[START Given information]

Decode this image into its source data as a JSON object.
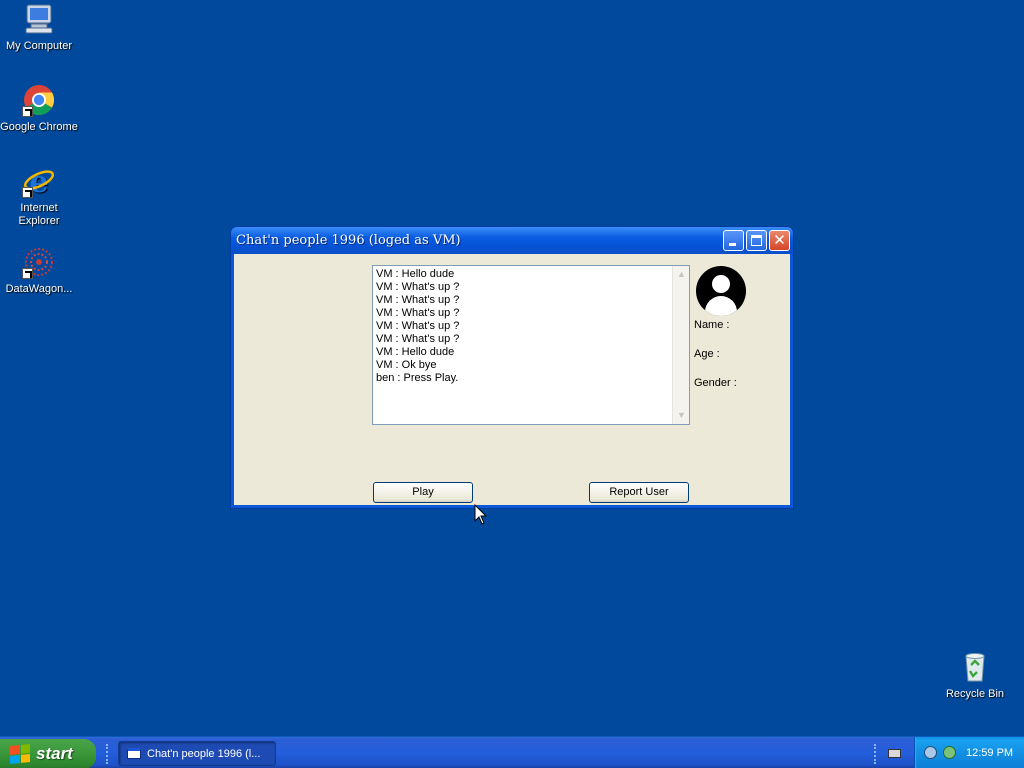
{
  "desktop": {
    "icons": [
      {
        "label": "My Computer"
      },
      {
        "label": "Google Chrome"
      },
      {
        "label": "Internet Explorer"
      },
      {
        "label": "DataWagon..."
      },
      {
        "label": "Recycle Bin"
      }
    ]
  },
  "window": {
    "title": "Chat'n people 1996 (loged as VM)",
    "chat_messages": [
      "VM : Hello dude",
      "VM : What's up ?",
      "VM : What's up ?",
      "VM : What's up ?",
      "VM : What's up ?",
      "VM : What's up ?",
      "VM : Hello dude",
      "VM : Ok bye",
      "ben : Press Play."
    ],
    "profile": {
      "name_label": "Name :",
      "age_label": "Age :",
      "gender_label": "Gender :"
    },
    "play_label": "Play",
    "report_label": "Report User"
  },
  "taskbar": {
    "start_label": "start",
    "task_label": "Chat'n people 1996 (l...",
    "clock": "12:59 PM"
  },
  "colors": {
    "desktop": "#00499c",
    "titlebar": "#0a5ce0",
    "start": "#3d9a3d",
    "tray": "#138fe3"
  }
}
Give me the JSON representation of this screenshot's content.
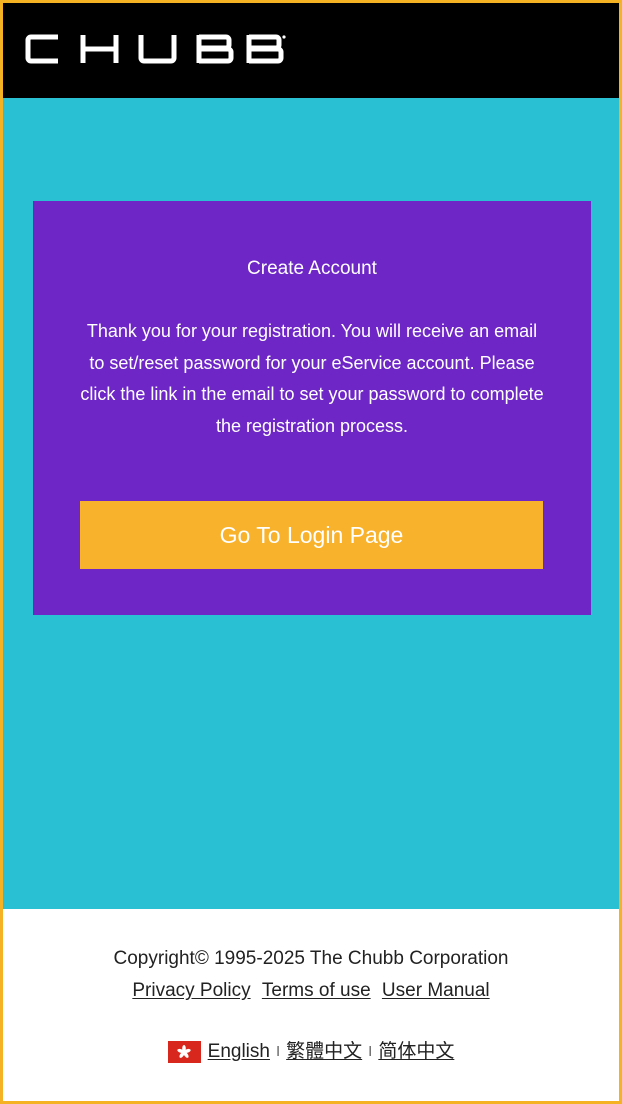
{
  "header": {
    "brand": "CHUBB"
  },
  "card": {
    "title": "Create Account",
    "message": "Thank you for your registration. You will receive an email to set/reset password for your eService account. Please click the link in the email to set your password to complete the registration process.",
    "button_label": "Go To Login Page"
  },
  "footer": {
    "copyright": "Copyright© 1995-2025 The Chubb Corporation",
    "links": [
      "Privacy Policy",
      "Terms of use",
      "User Manual"
    ],
    "languages": [
      "English",
      "繁體中文",
      "简体中文"
    ],
    "separator": "I"
  },
  "colors": {
    "header_bg": "#000000",
    "page_bg": "#29c0d3",
    "card_bg": "#6e27c6",
    "button_bg": "#f9b22b",
    "outer_border": "#f5b324",
    "flag": "#d8281e"
  },
  "icons": {
    "flag": "hong-kong-flag-icon"
  }
}
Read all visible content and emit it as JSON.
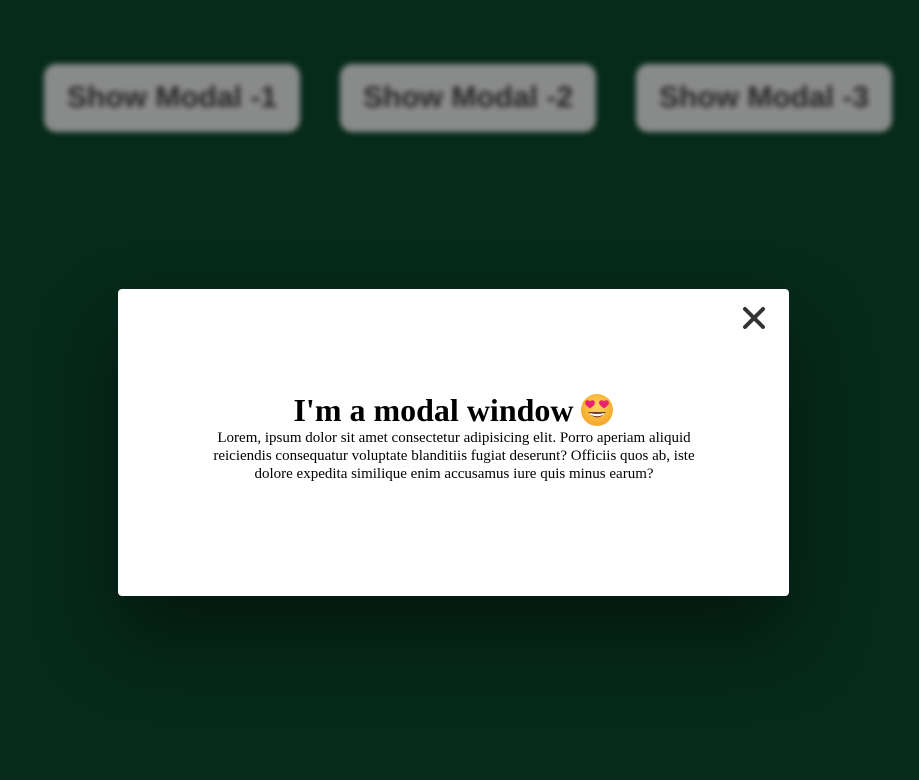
{
  "buttons": [
    {
      "label": "Show Modal -1"
    },
    {
      "label": "Show Modal -2"
    },
    {
      "label": "Show Modal -3"
    }
  ],
  "modal": {
    "title": "I'm a modal window",
    "emoji_icon": "heart-eyes-emoji-icon",
    "close_icon": "close-icon",
    "body": "Lorem, ipsum dolor sit amet consectetur adipisicing elit. Porro aperiam aliquid reiciendis consequatur voluptate blanditiis fugiat deserunt? Officiis quos ab, iste dolore expedita similique enim accusamus iure quis minus earum?"
  },
  "colors": {
    "background": "#07301f",
    "button_bg": "#9d9f9e",
    "modal_bg": "#ffffff"
  }
}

[END Given information]

Objective -> Quote each line of the listing exactly, but leave the pictures out.

Result of the task ->
Decode this image into its source data as a JSON object.
{
  "desktop": {
    "icons": [
      {
        "label": "My Computer"
      },
      {
        "label": "Google Chrome"
      },
      {
        "label": "Internet Explorer"
      },
      {
        "label": "DataWagon..."
      },
      {
        "label": "Recycle Bin"
      }
    ]
  },
  "window": {
    "title": "Chat'n people 1996 (loged as VM)",
    "chat_messages": [
      "VM : Hello dude",
      "VM : What's up ?",
      "VM : What's up ?",
      "VM : What's up ?",
      "VM : What's up ?",
      "VM : What's up ?",
      "VM : Hello dude",
      "VM : Ok bye",
      "ben : Press Play."
    ],
    "profile": {
      "name_label": "Name :",
      "age_label": "Age :",
      "gender_label": "Gender :"
    },
    "play_label": "Play",
    "report_label": "Report User"
  },
  "taskbar": {
    "start_label": "start",
    "task_label": "Chat'n people 1996 (l...",
    "clock": "12:59 PM"
  },
  "colors": {
    "desktop": "#00499c",
    "titlebar": "#0a5ce0",
    "start": "#3d9a3d",
    "tray": "#138fe3"
  }
}
Give me the JSON representation of this screenshot's content.
{
  "header": {
    "brand": "CHUBB"
  },
  "card": {
    "title": "Create Account",
    "message": "Thank you for your registration. You will receive an email to set/reset password for your eService account. Please click the link in the email to set your password to complete the registration process.",
    "button_label": "Go To Login Page"
  },
  "footer": {
    "copyright": "Copyright© 1995-2025 The Chubb Corporation",
    "links": [
      "Privacy Policy",
      "Terms of use",
      "User Manual"
    ],
    "languages": [
      "English",
      "繁體中文",
      "简体中文"
    ],
    "separator": "I"
  },
  "colors": {
    "header_bg": "#000000",
    "page_bg": "#29c0d3",
    "card_bg": "#6e27c6",
    "button_bg": "#f9b22b",
    "outer_border": "#f5b324",
    "flag": "#d8281e"
  },
  "icons": {
    "flag": "hong-kong-flag-icon"
  }
}
Read all visible content and emit it as JSON.
{
  "buttons": [
    {
      "label": "Show Modal -1"
    },
    {
      "label": "Show Modal -2"
    },
    {
      "label": "Show Modal -3"
    }
  ],
  "modal": {
    "title": "I'm a modal window",
    "emoji_icon": "heart-eyes-emoji-icon",
    "close_icon": "close-icon",
    "body": "Lorem, ipsum dolor sit amet consectetur adipisicing elit. Porro aperiam aliquid reiciendis consequatur voluptate blanditiis fugiat deserunt? Officiis quos ab, iste dolore expedita similique enim accusamus iure quis minus earum?"
  },
  "colors": {
    "background": "#07301f",
    "button_bg": "#9d9f9e",
    "modal_bg": "#ffffff"
  }
}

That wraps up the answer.